• **LISTED RECORDS**:
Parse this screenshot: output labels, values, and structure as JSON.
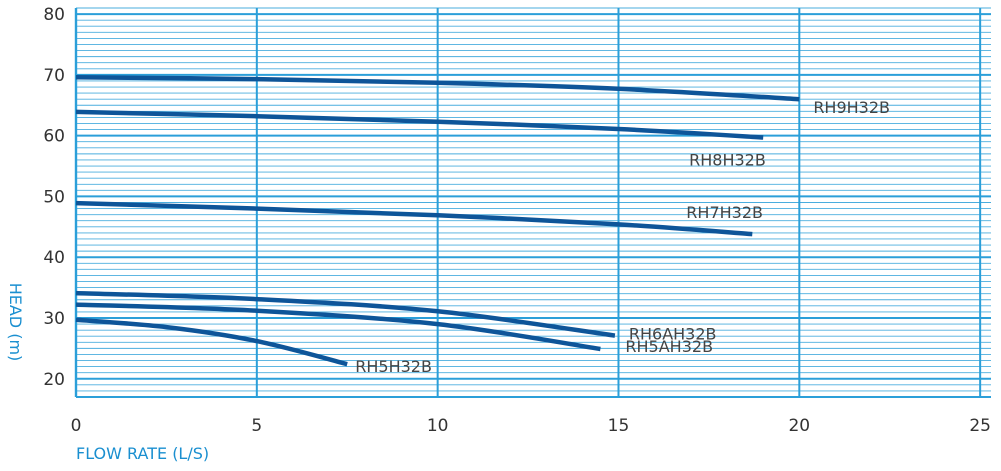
{
  "chart_data": {
    "type": "line",
    "xlabel": "FLOW RATE (L/S)",
    "ylabel": "HEAD (m)",
    "xlim": [
      0,
      25.3
    ],
    "ylim": [
      17,
      81
    ],
    "x_ticks": [
      "0",
      "5",
      "10",
      "15",
      "20",
      "25"
    ],
    "y_ticks": [
      "20",
      "30",
      "40",
      "50",
      "60",
      "70",
      "80"
    ],
    "grid": {
      "major": true,
      "minor_y": true
    },
    "colors": {
      "line": "#0e5599",
      "grid": "#2b9fd9",
      "axis_title": "#1a8fd0"
    },
    "series": [
      {
        "name": "RH9H32B",
        "x": [
          0,
          5,
          10,
          15,
          20
        ],
        "y": [
          69.6,
          69.3,
          68.7,
          67.7,
          66.0
        ]
      },
      {
        "name": "RH8H32B",
        "x": [
          0,
          5,
          10,
          15,
          19
        ],
        "y": [
          63.9,
          63.2,
          62.3,
          61.1,
          59.7
        ]
      },
      {
        "name": "RH7H32B",
        "x": [
          0,
          5,
          10,
          15,
          18.7
        ],
        "y": [
          48.9,
          48.0,
          46.9,
          45.4,
          43.8
        ]
      },
      {
        "name": "RH6AH32B",
        "x": [
          0,
          5,
          10,
          14.9
        ],
        "y": [
          34.1,
          33.1,
          31.1,
          27.1
        ]
      },
      {
        "name": "RH5AH32B",
        "x": [
          0,
          5,
          10,
          14.5
        ],
        "y": [
          32.2,
          31.2,
          29.0,
          24.9
        ]
      },
      {
        "name": "RH5H32B",
        "x": [
          0,
          2.5,
          5,
          7.5
        ],
        "y": [
          29.7,
          28.5,
          26.2,
          22.4
        ]
      }
    ]
  }
}
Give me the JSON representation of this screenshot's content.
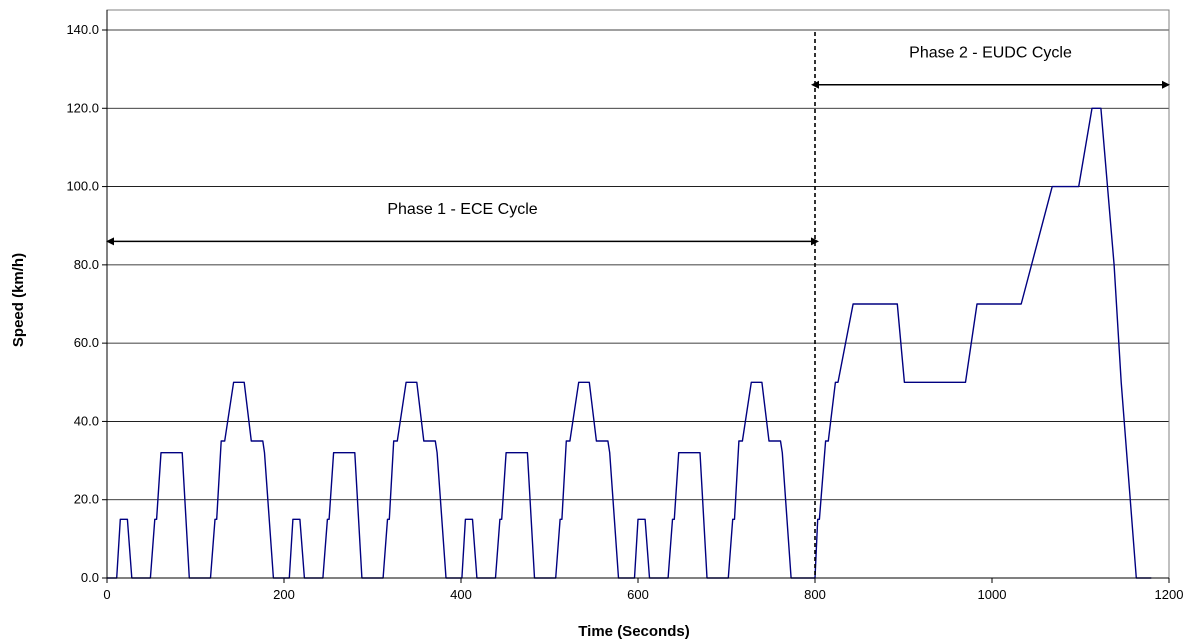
{
  "chart_data": {
    "type": "line",
    "title": "",
    "xlabel": "Time (Seconds)",
    "ylabel": "Speed (km/h)",
    "xlim": [
      0,
      1200
    ],
    "ylim": [
      0,
      140
    ],
    "x_ticks": [
      "0",
      "200",
      "400",
      "600",
      "800",
      "1000",
      "1200"
    ],
    "y_ticks": [
      "0.0",
      "20.0",
      "40.0",
      "60.0",
      "80.0",
      "100.0",
      "120.0",
      "140.0"
    ],
    "grid": "horizontal",
    "legend": "none",
    "series": [
      {
        "color": "#000080",
        "points": [
          [
            0,
            0
          ],
          [
            11,
            0
          ],
          [
            15,
            15
          ],
          [
            23,
            15
          ],
          [
            28,
            0
          ],
          [
            49,
            0
          ],
          [
            54,
            15
          ],
          [
            56,
            15
          ],
          [
            61,
            32
          ],
          [
            85,
            32
          ],
          [
            93,
            0
          ],
          [
            117,
            0
          ],
          [
            122,
            15
          ],
          [
            124,
            15
          ],
          [
            129,
            35
          ],
          [
            133,
            35
          ],
          [
            143,
            50
          ],
          [
            155,
            50
          ],
          [
            163,
            35
          ],
          [
            176,
            35
          ],
          [
            178,
            32
          ],
          [
            188,
            0
          ],
          [
            206,
            0
          ],
          [
            210,
            15
          ],
          [
            218,
            15
          ],
          [
            223,
            0
          ],
          [
            244,
            0
          ],
          [
            249,
            15
          ],
          [
            251,
            15
          ],
          [
            256,
            32
          ],
          [
            280,
            32
          ],
          [
            288,
            0
          ],
          [
            312,
            0
          ],
          [
            317,
            15
          ],
          [
            319,
            15
          ],
          [
            324,
            35
          ],
          [
            328,
            35
          ],
          [
            338,
            50
          ],
          [
            350,
            50
          ],
          [
            358,
            35
          ],
          [
            371,
            35
          ],
          [
            373,
            32
          ],
          [
            383,
            0
          ],
          [
            401,
            0
          ],
          [
            405,
            15
          ],
          [
            413,
            15
          ],
          [
            418,
            0
          ],
          [
            439,
            0
          ],
          [
            444,
            15
          ],
          [
            446,
            15
          ],
          [
            451,
            32
          ],
          [
            475,
            32
          ],
          [
            483,
            0
          ],
          [
            507,
            0
          ],
          [
            512,
            15
          ],
          [
            514,
            15
          ],
          [
            519,
            35
          ],
          [
            523,
            35
          ],
          [
            533,
            50
          ],
          [
            545,
            50
          ],
          [
            553,
            35
          ],
          [
            566,
            35
          ],
          [
            568,
            32
          ],
          [
            578,
            0
          ],
          [
            596,
            0
          ],
          [
            600,
            15
          ],
          [
            608,
            15
          ],
          [
            613,
            0
          ],
          [
            634,
            0
          ],
          [
            639,
            15
          ],
          [
            641,
            15
          ],
          [
            646,
            32
          ],
          [
            670,
            32
          ],
          [
            678,
            0
          ],
          [
            702,
            0
          ],
          [
            707,
            15
          ],
          [
            709,
            15
          ],
          [
            714,
            35
          ],
          [
            718,
            35
          ],
          [
            728,
            50
          ],
          [
            740,
            50
          ],
          [
            748,
            35
          ],
          [
            761,
            35
          ],
          [
            763,
            32
          ],
          [
            773,
            0
          ],
          [
            800,
            0
          ],
          [
            803,
            15
          ],
          [
            805,
            15
          ],
          [
            812,
            35
          ],
          [
            815,
            35
          ],
          [
            823,
            50
          ],
          [
            826,
            50
          ],
          [
            843,
            70
          ],
          [
            893,
            70
          ],
          [
            901,
            50
          ],
          [
            970,
            50
          ],
          [
            983,
            70
          ],
          [
            1033,
            70
          ],
          [
            1068,
            100
          ],
          [
            1098,
            100
          ],
          [
            1113,
            120
          ],
          [
            1123,
            120
          ],
          [
            1138,
            80
          ],
          [
            1146,
            50
          ],
          [
            1163,
            0
          ],
          [
            1180,
            0
          ]
        ]
      }
    ],
    "annotations": [
      {
        "text": "Phase 1 - ECE Cycle",
        "arrow_from": 0,
        "arrow_to": 800,
        "arrow_y": 86,
        "text_y": 93
      },
      {
        "text": "Phase 2 - EUDC Cycle",
        "arrow_from": 800,
        "arrow_to": 1200,
        "arrow_y": 126,
        "text_y": 133
      }
    ],
    "vertical_line": {
      "x": 800,
      "style": "dashed"
    }
  }
}
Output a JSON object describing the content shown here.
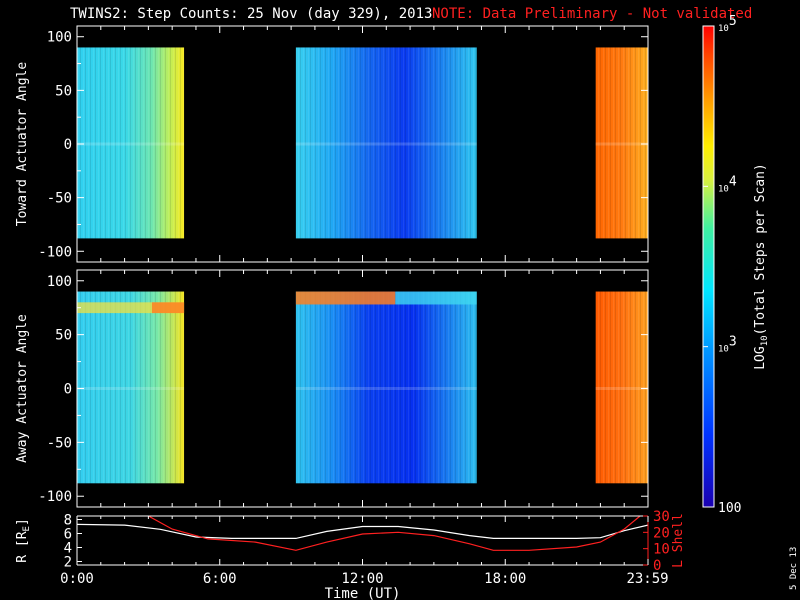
{
  "title": {
    "main": "TWINS2: Step Counts: 25 Nov (day 329), 2013",
    "note": "NOTE: Data Preliminary - Not validated",
    "note_color": "#ff2020"
  },
  "date_stamp": "5 Dec 13",
  "chart_data": [
    {
      "type": "heatmap",
      "ylabel": "Toward Actuator Angle",
      "ylim": [
        -110,
        110
      ],
      "yticks": [
        "100",
        "50",
        "0",
        "-50",
        "-100"
      ],
      "ytick_values": [
        100,
        50,
        0,
        -50,
        -100
      ],
      "xlim": [
        0,
        24
      ],
      "data_range_y": [
        -88,
        90
      ],
      "segments": [
        {
          "start": 0,
          "end": 4.5,
          "description": "moderate counts rising from cyan to yellow near end"
        },
        {
          "start": 9.2,
          "end": 16.8,
          "description": "low counts, deep blue around 12:00-15:00"
        },
        {
          "start": 21.8,
          "end": 24,
          "description": "high counts, orange-red"
        }
      ],
      "gaps": [
        [
          4.5,
          9.2
        ],
        [
          16.8,
          21.8
        ]
      ]
    },
    {
      "type": "heatmap",
      "ylabel": "Away Actuator Angle",
      "ylim": [
        -110,
        110
      ],
      "yticks": [
        "100",
        "50",
        "0",
        "-50",
        "-100"
      ],
      "ytick_values": [
        100,
        50,
        0,
        -50,
        -100
      ],
      "xlim": [
        0,
        24
      ],
      "data_range_y": [
        -88,
        90
      ],
      "segments": [
        {
          "start": 0,
          "end": 4.5,
          "description": "moderate counts with yellow/orange band near +75"
        },
        {
          "start": 9.2,
          "end": 16.8,
          "description": "low counts, orange band near +85 early in segment"
        },
        {
          "start": 21.8,
          "end": 24,
          "description": "high counts, orange-red"
        }
      ],
      "gaps": [
        [
          4.5,
          9.2
        ],
        [
          16.8,
          21.8
        ]
      ]
    },
    {
      "type": "line",
      "xlabel": "Time (UT)",
      "xticks": [
        "0:00",
        "6:00",
        "12:00",
        "18:00",
        "23:59"
      ],
      "xtick_values": [
        0,
        6,
        12,
        18,
        23.98
      ],
      "xlim": [
        0,
        24
      ],
      "ylabel_left": "R [R",
      "ylabel_left_sub": "E",
      "ylabel_left_end": "]",
      "ylim_left": [
        1.5,
        8.5
      ],
      "yticks_left": [
        "8",
        "6",
        "4",
        "2"
      ],
      "ytick_values_left": [
        8,
        6,
        4,
        2
      ],
      "ylabel_right": "L Shell",
      "ylim_right": [
        0,
        30
      ],
      "yticks_right": [
        "30",
        "20",
        "10",
        "0"
      ],
      "ytick_values_right": [
        30,
        20,
        10,
        0
      ],
      "right_axis_color": "#ff2020",
      "series": [
        {
          "axis": "left",
          "color": "#ffffff",
          "x": [
            0,
            2,
            3.5,
            5,
            6.5,
            8,
            9.2,
            10.5,
            12,
            13.5,
            15,
            16.5,
            17.5,
            19,
            21,
            22,
            23,
            24
          ],
          "y": [
            7.3,
            7.2,
            6.6,
            5.5,
            5.3,
            5.3,
            5.3,
            6.3,
            7.0,
            7.0,
            6.5,
            5.7,
            5.3,
            5.3,
            5.3,
            5.4,
            6.4,
            7.2
          ]
        },
        {
          "axis": "right",
          "color": "#ff2020",
          "x": [
            3.0,
            4.0,
            5.5,
            7.5,
            9.2,
            10.5,
            12,
            13.5,
            15,
            16.5,
            17.5,
            19,
            21,
            22,
            23,
            24
          ],
          "y": [
            30,
            22,
            16,
            14,
            9,
            14,
            19,
            20,
            18,
            13,
            9,
            9,
            11,
            14,
            22,
            34
          ]
        }
      ]
    }
  ],
  "colorbar": {
    "scale": "log",
    "range": [
      100,
      100000
    ],
    "ticks": [
      {
        "base": "10",
        "exp": "5",
        "value": 100000
      },
      {
        "base": "10",
        "exp": "4",
        "value": 10000
      },
      {
        "base": "10",
        "exp": "3",
        "value": 1000
      },
      {
        "base": "100",
        "exp": "",
        "value": 100
      }
    ],
    "label_pre": "LOG",
    "label_sub": "10",
    "label_post": "(Total Steps per Scan)"
  }
}
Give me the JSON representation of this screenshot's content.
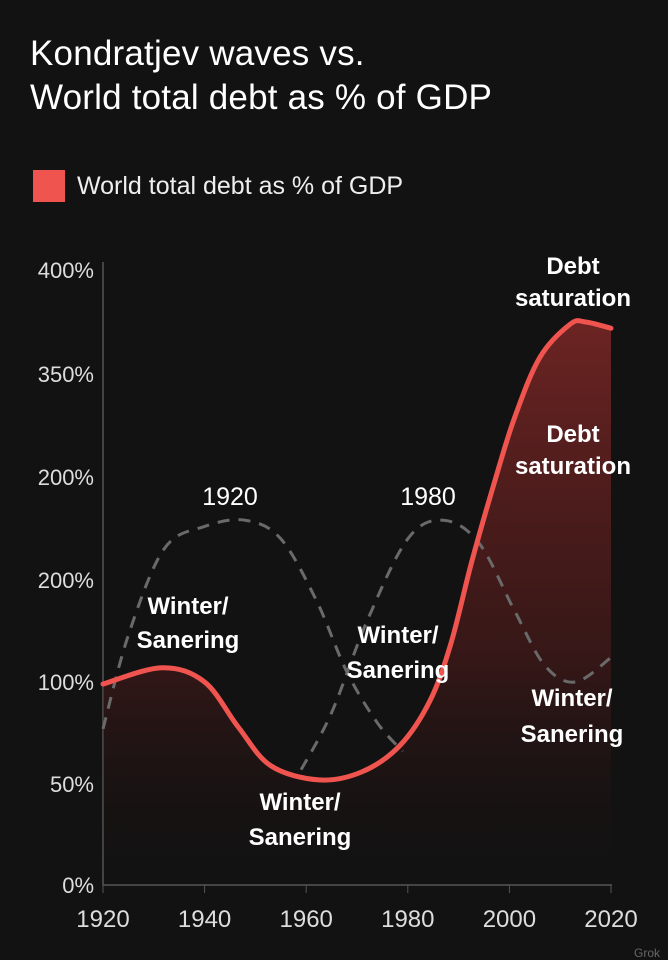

• **BRIEF**: Find the lines containing "Phase" and pull them out.

• **THE OUTPUT**:
        "text": "Phase 1 - ECE Cycle",
        "text": "Phase 2 - EUDC Cycle",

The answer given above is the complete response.